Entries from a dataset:

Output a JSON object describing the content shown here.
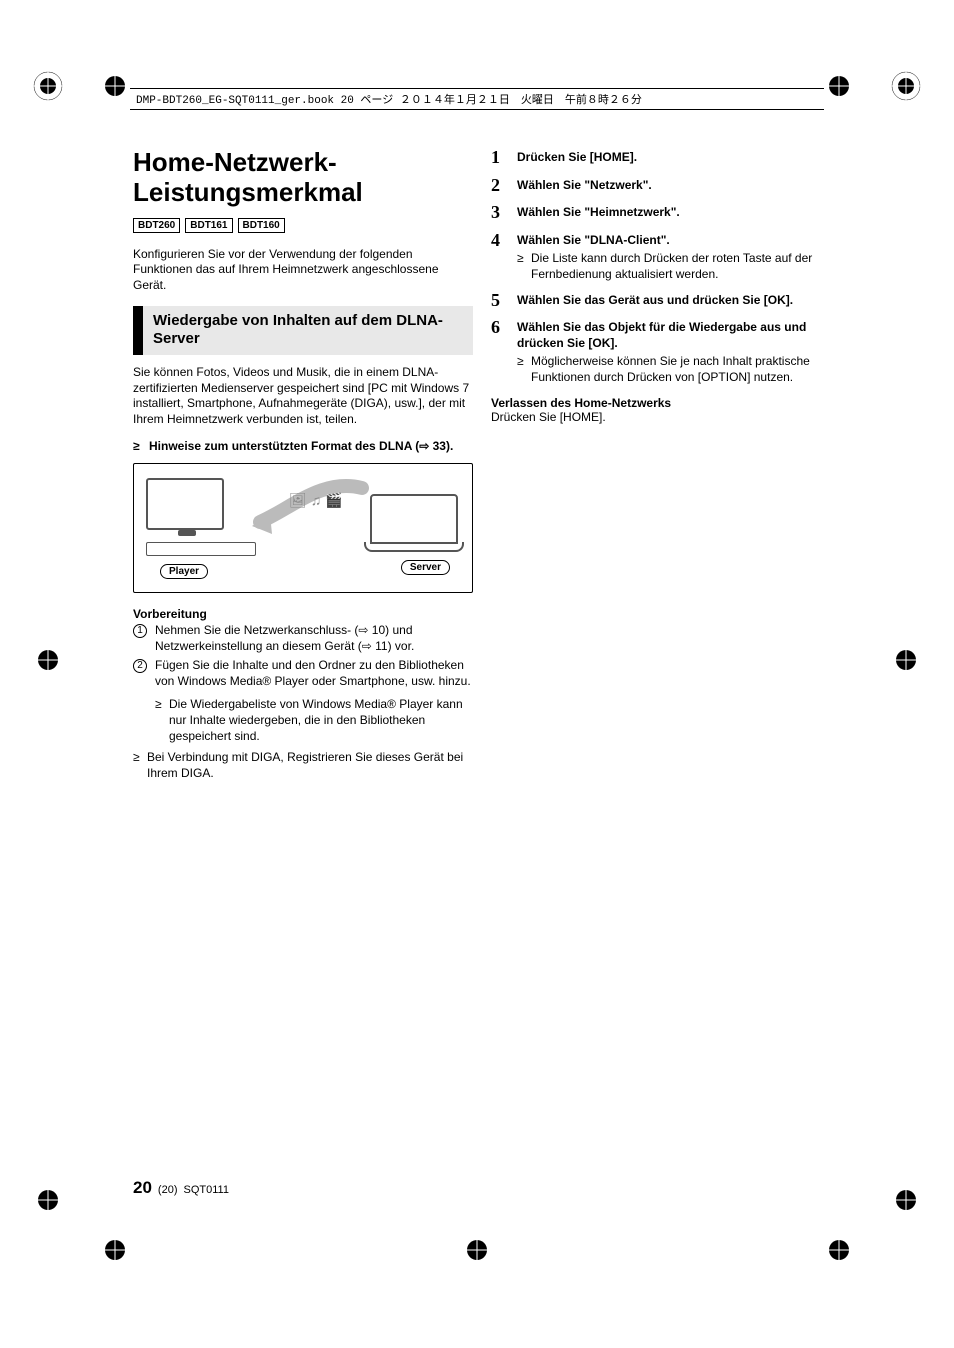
{
  "header": {
    "runner": "DMP-BDT260_EG-SQT0111_ger.book  20 ページ  ２０１４年１月２１日　火曜日　午前８時２６分"
  },
  "left": {
    "title": "Home-Netzwerk-Leistungsmerkmal",
    "badges": [
      "BDT260",
      "BDT161",
      "BDT160"
    ],
    "intro": "Konfigurieren Sie vor der Verwendung der folgenden Funktionen das auf Ihrem Heimnetzwerk angeschlossene Gerät.",
    "section": "Wiedergabe von Inhalten auf dem DLNA-Server",
    "para1": "Sie können Fotos, Videos und Musik, die in einem DLNA-zertifizierten Medienserver gespeichert sind [PC mit Windows 7 installiert, Smartphone, Aufnahmegeräte (DIGA), usw.], der mit Ihrem Heimnetzwerk verbunden ist, teilen.",
    "hint": "Hinweise zum unterstützten Format des DLNA (⇨ 33).",
    "diagram": {
      "player": "Player",
      "server": "Server"
    },
    "prep_head": "Vorbereitung",
    "prep": [
      "Nehmen Sie die Netzwerkanschluss- (⇨ 10) und Netzwerkeinstellung an diesem Gerät (⇨ 11) vor.",
      "Fügen Sie die Inhalte und den Ordner zu den Bibliotheken von Windows Media® Player oder Smartphone, usw. hinzu."
    ],
    "prep_sub": "Die Wiedergabeliste von Windows Media® Player kann nur Inhalte wiedergeben, die in den Bibliotheken gespeichert sind.",
    "diga_note": "Bei Verbindung mit DIGA, Registrieren Sie dieses Gerät bei Ihrem DIGA."
  },
  "right": {
    "steps": [
      {
        "n": "1",
        "bold": "Drücken Sie [HOME]."
      },
      {
        "n": "2",
        "bold": "Wählen Sie \"Netzwerk\"."
      },
      {
        "n": "3",
        "bold": "Wählen Sie \"Heimnetzwerk\"."
      },
      {
        "n": "4",
        "bold": "Wählen Sie \"DLNA-Client\".",
        "sub": "Die Liste kann durch Drücken der roten Taste auf der Fernbedienung aktualisiert werden."
      },
      {
        "n": "5",
        "bold": "Wählen Sie das Gerät aus und drücken Sie [OK]."
      },
      {
        "n": "6",
        "bold": "Wählen Sie das Objekt für die Wiedergabe aus und drücken Sie [OK].",
        "sub": "Möglicherweise können Sie je nach Inhalt praktische Funktionen durch Drücken von [OPTION] nutzen."
      }
    ],
    "exit_head": "Verlassen des Home-Netzwerks",
    "exit_body": "Drücken Sie [HOME]."
  },
  "footer": {
    "page": "20",
    "sub": "(20)",
    "code": "SQT0111"
  }
}
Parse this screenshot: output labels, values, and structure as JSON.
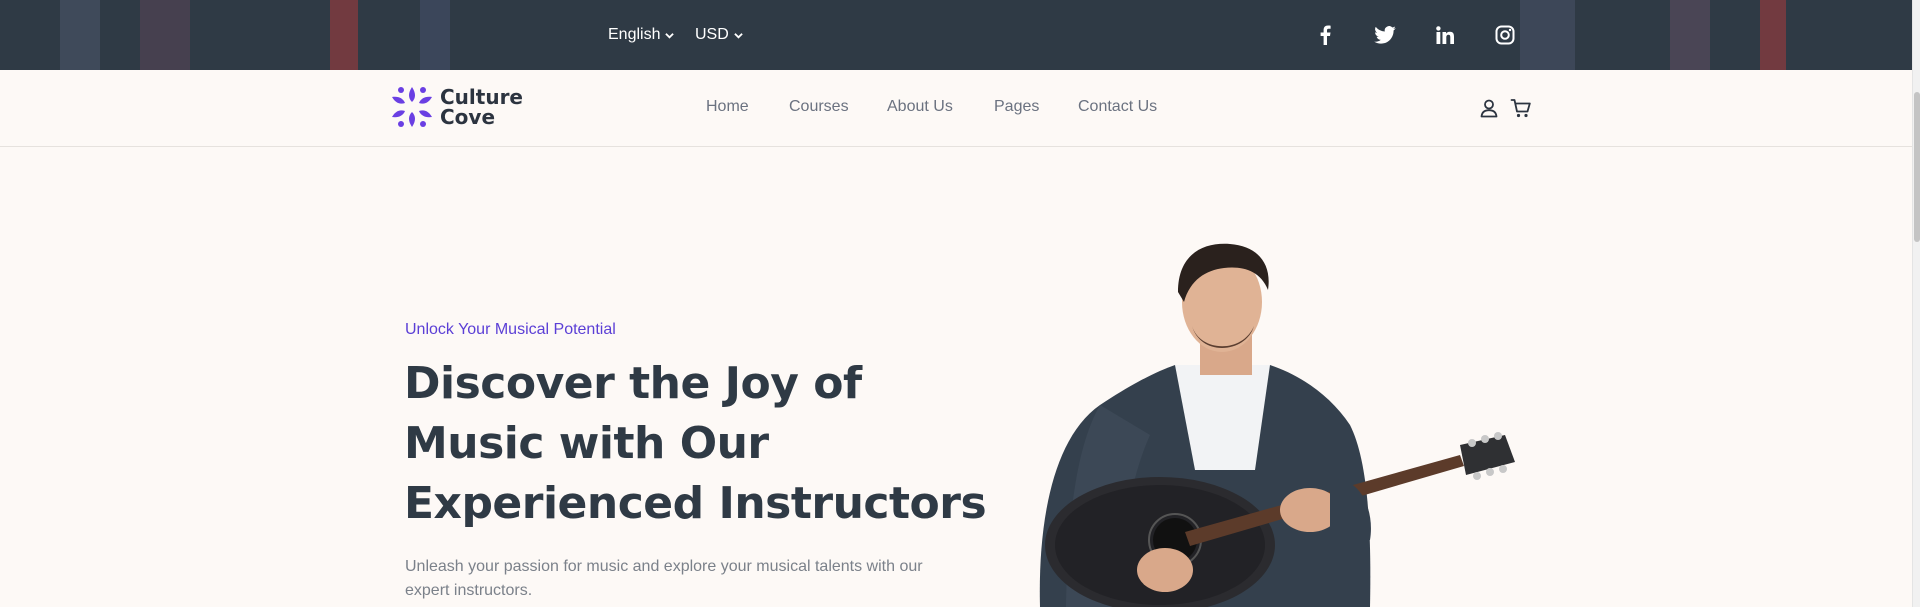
{
  "topbar": {
    "language": "English",
    "currency": "USD",
    "social": [
      {
        "icon": "facebook-icon"
      },
      {
        "icon": "twitter-icon"
      },
      {
        "icon": "linkedin-icon"
      },
      {
        "icon": "instagram-icon"
      }
    ]
  },
  "brand": {
    "line1": "Culture",
    "line2": "Cove",
    "color": "#6a3fe3"
  },
  "nav": {
    "items": [
      "Home",
      "Courses",
      "About Us",
      "Pages",
      "Contact Us"
    ],
    "account_icon": "user-icon",
    "cart_icon": "cart-icon"
  },
  "hero": {
    "kicker": "Unlock Your Musical Potential",
    "title_lines": [
      "Discover the Joy of",
      "Music with Our",
      "Experienced Instructors"
    ],
    "description_lines": [
      "Unleash your passion for music and explore your musical talents with our",
      "expert instructors."
    ],
    "image": "guitarist-photo"
  },
  "colors": {
    "topbar": "#2f3a45",
    "accent": "#5b3fd6",
    "heading": "#2f3a45",
    "background": "#fdf9f6"
  }
}
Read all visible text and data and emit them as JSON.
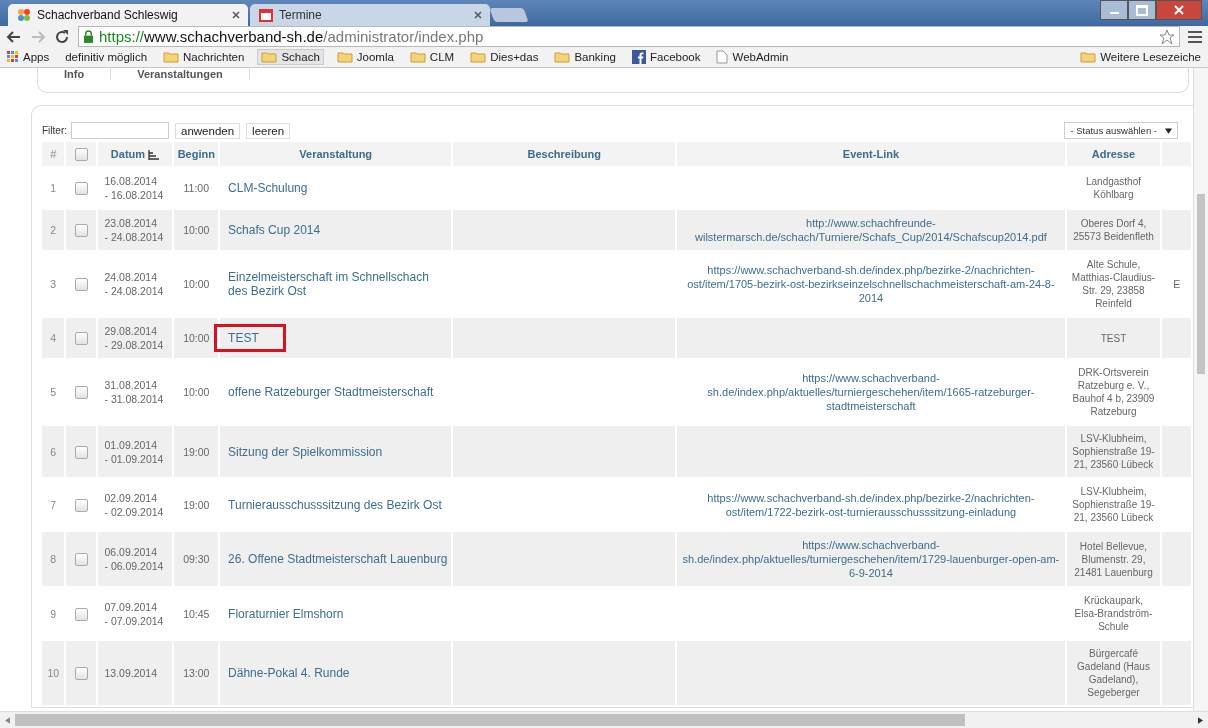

§ WHAT IS NEEDED: Search the data for the word "kann" and copy each line where it appears.

§ CORRECT ANSWER:
    "prep_sub": "Die Wiedergabeliste von Windows Media® Player kann nur Inhalte wiedergeben, die in den Bibliotheken gespeichert sind.",
        "sub": "Die Liste kann durch Drücken der roten Taste auf der Fernbedienung aktualisiert werden."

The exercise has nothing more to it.